# [What you are asked to do]
Copy every line of the records below word for word, leaving out the pictures.
— begin Stored data —
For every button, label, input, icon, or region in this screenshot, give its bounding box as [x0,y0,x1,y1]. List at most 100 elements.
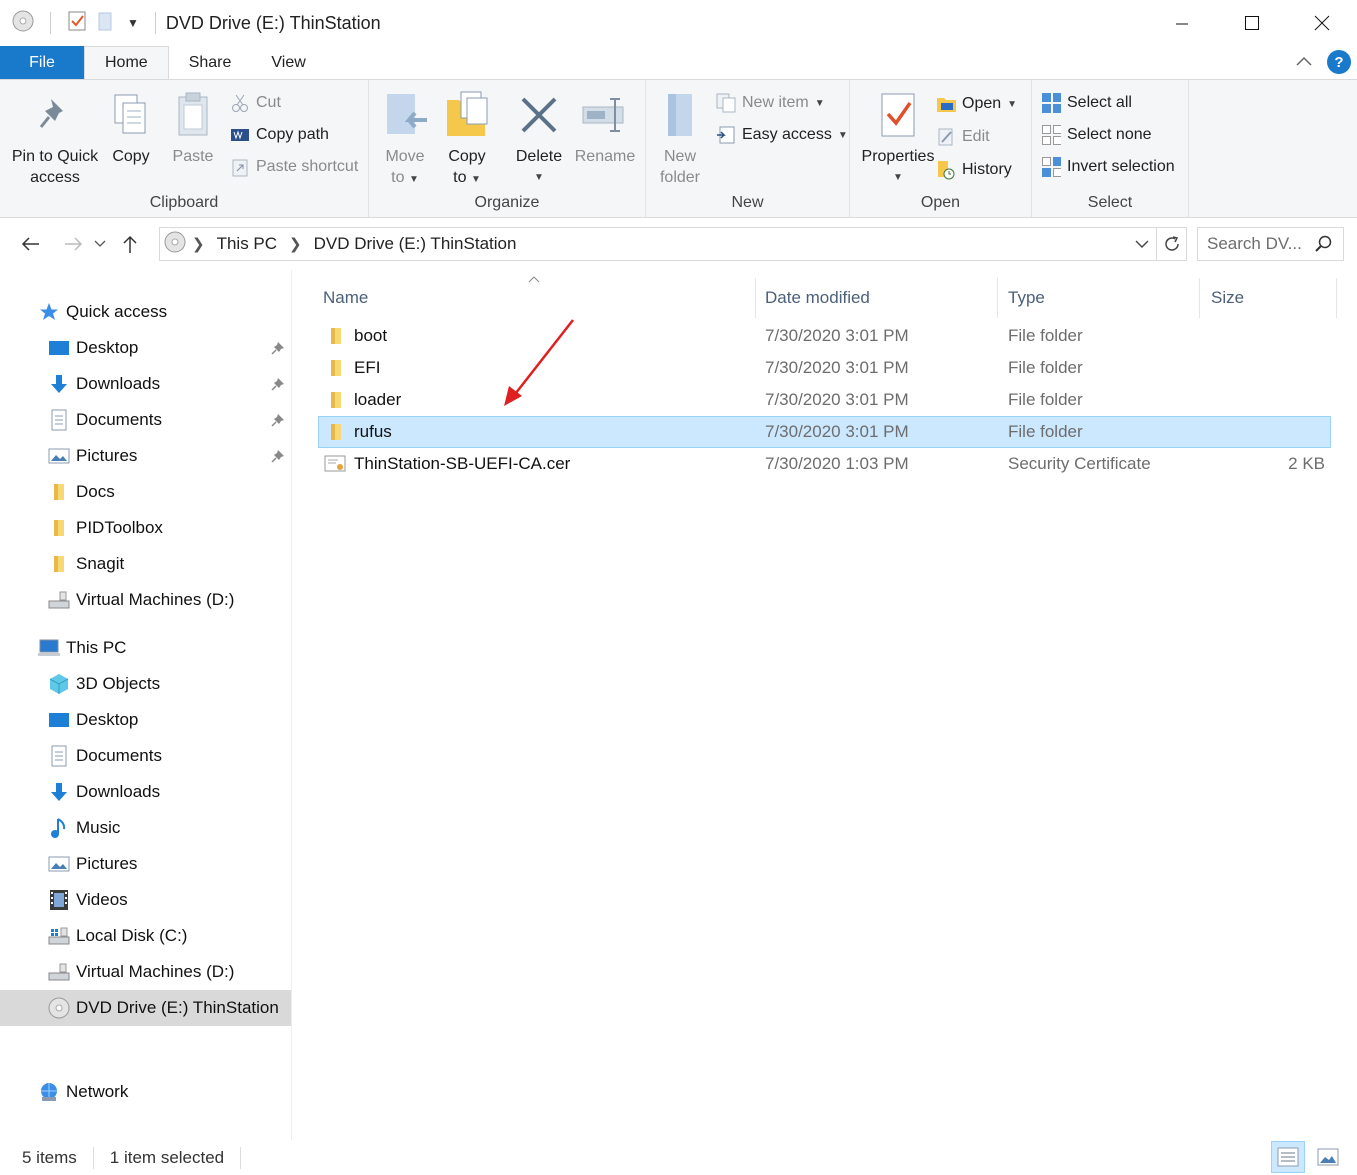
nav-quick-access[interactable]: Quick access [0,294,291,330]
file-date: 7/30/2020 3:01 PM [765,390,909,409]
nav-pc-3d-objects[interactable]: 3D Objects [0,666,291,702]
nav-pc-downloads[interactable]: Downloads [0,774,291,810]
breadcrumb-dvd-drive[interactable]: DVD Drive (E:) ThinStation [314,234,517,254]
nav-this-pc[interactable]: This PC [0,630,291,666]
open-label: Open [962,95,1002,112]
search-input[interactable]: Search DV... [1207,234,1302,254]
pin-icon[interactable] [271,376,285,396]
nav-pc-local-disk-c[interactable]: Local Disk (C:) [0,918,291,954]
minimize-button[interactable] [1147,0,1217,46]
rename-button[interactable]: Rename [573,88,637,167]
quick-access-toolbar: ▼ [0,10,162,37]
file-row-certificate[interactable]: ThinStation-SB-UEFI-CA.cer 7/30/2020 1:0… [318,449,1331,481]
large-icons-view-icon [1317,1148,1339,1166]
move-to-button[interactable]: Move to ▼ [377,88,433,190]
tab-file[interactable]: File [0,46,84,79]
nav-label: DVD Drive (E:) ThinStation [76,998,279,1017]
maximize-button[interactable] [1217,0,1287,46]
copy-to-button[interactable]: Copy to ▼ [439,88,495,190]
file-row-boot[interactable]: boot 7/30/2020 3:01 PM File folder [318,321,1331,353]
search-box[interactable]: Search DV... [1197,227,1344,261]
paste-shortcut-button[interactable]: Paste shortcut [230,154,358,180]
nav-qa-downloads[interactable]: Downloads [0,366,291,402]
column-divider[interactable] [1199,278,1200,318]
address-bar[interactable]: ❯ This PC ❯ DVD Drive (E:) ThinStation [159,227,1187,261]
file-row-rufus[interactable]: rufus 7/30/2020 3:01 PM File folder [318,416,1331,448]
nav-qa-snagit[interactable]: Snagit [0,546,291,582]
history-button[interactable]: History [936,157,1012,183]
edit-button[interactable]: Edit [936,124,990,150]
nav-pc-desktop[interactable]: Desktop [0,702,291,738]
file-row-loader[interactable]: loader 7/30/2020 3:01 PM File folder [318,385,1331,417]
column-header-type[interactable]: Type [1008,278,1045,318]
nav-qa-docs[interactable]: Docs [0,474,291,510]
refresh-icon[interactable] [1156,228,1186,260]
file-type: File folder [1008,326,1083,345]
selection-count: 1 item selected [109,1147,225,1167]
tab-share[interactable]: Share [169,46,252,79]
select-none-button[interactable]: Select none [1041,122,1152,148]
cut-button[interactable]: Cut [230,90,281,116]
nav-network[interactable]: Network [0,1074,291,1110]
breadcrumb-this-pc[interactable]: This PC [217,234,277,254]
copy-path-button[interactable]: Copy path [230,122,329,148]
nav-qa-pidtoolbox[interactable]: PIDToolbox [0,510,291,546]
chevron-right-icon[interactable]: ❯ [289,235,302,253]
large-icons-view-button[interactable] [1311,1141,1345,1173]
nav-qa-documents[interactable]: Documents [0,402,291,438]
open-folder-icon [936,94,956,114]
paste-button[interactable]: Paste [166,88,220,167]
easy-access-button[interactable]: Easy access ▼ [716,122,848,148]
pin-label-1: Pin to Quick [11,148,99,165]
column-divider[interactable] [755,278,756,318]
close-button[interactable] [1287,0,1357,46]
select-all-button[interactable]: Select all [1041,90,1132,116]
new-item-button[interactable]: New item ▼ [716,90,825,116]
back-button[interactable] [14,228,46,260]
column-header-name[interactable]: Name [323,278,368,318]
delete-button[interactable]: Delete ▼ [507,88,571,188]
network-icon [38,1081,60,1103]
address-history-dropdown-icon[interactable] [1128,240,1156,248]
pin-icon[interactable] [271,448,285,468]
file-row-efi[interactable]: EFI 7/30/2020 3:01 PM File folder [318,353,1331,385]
— end Stored data —
# [Worked answer]
For every button, label, input, icon, or region in this screenshot, give its bounding box as [x0,y0,x1,y1]. List at most 100 elements.
nav-quick-access[interactable]: Quick access [0,294,291,330]
file-date: 7/30/2020 3:01 PM [765,390,909,409]
nav-pc-3d-objects[interactable]: 3D Objects [0,666,291,702]
nav-pc-downloads[interactable]: Downloads [0,774,291,810]
breadcrumb-dvd-drive[interactable]: DVD Drive (E:) ThinStation [314,234,517,254]
nav-this-pc[interactable]: This PC [0,630,291,666]
open-label: Open [962,95,1002,112]
search-input[interactable]: Search DV... [1207,234,1302,254]
pin-icon[interactable] [271,376,285,396]
nav-pc-local-disk-c[interactable]: Local Disk (C:) [0,918,291,954]
minimize-button[interactable] [1147,0,1217,46]
rename-button[interactable]: Rename [573,88,637,167]
quick-access-toolbar: ▼ [0,10,162,37]
file-row-certificate[interactable]: ThinStation-SB-UEFI-CA.cer 7/30/2020 1:0… [318,449,1331,481]
large-icons-view-icon [1317,1148,1339,1166]
move-to-button[interactable]: Move to ▼ [377,88,433,190]
tab-file[interactable]: File [0,46,84,79]
nav-label: DVD Drive (E:) ThinStation [76,998,279,1017]
maximize-button[interactable] [1217,0,1287,46]
copy-to-button[interactable]: Copy to ▼ [439,88,495,190]
file-row-boot[interactable]: boot 7/30/2020 3:01 PM File folder [318,321,1331,353]
search-box[interactable]: Search DV... [1197,227,1344,261]
paste-shortcut-button[interactable]: Paste shortcut [230,154,358,180]
nav-qa-downloads[interactable]: Downloads [0,366,291,402]
column-divider[interactable] [1199,278,1200,318]
address-bar[interactable]: ❯ This PC ❯ DVD Drive (E:) ThinStation [159,227,1187,261]
file-row-rufus[interactable]: rufus 7/30/2020 3:01 PM File folder [318,416,1331,448]
nav-qa-snagit[interactable]: Snagit [0,546,291,582]
history-button[interactable]: History [936,157,1012,183]
edit-button[interactable]: Edit [936,124,990,150]
nav-pc-desktop[interactable]: Desktop [0,702,291,738]
file-row-loader[interactable]: loader 7/30/2020 3:01 PM File folder [318,385,1331,417]
column-header-type[interactable]: Type [1008,278,1045,318]
nav-qa-docs[interactable]: Docs [0,474,291,510]
refresh-icon[interactable] [1156,228,1186,260]
file-type: File folder [1008,326,1083,345]
selection-count: 1 item selected [109,1147,225,1167]
tab-share[interactable]: Share [169,46,252,79]
select-none-button[interactable]: Select none [1041,122,1152,148]
cut-button[interactable]: Cut [230,90,281,116]
nav-network[interactable]: Network [0,1074,291,1110]
breadcrumb-this-pc[interactable]: This PC [217,234,277,254]
copy-path-button[interactable]: Copy path [230,122,329,148]
nav-qa-pidtoolbox[interactable]: PIDToolbox [0,510,291,546]
chevron-right-icon[interactable]: ❯ [289,235,302,253]
large-icons-view-button[interactable] [1311,1141,1345,1173]
nav-qa-documents[interactable]: Documents [0,402,291,438]
open-folder-icon [936,94,956,114]
paste-button[interactable]: Paste [166,88,220,167]
easy-access-button[interactable]: Easy access ▼ [716,122,848,148]
pin-label-1: Pin to Quick [11,148,99,165]
column-divider[interactable] [755,278,756,318]
close-button[interactable] [1287,0,1357,46]
select-all-button[interactable]: Select all [1041,90,1132,116]
new-item-button[interactable]: New item ▼ [716,90,825,116]
back-button[interactable] [14,228,46,260]
column-header-name[interactable]: Name [323,278,368,318]
delete-button[interactable]: Delete ▼ [507,88,571,188]
network-icon [38,1081,60,1103]
address-history-dropdown-icon[interactable] [1128,240,1156,248]
pin-icon[interactable] [271,448,285,468]
file-row-efi[interactable]: EFI 7/30/2020 3:01 PM File folder [318,353,1331,385]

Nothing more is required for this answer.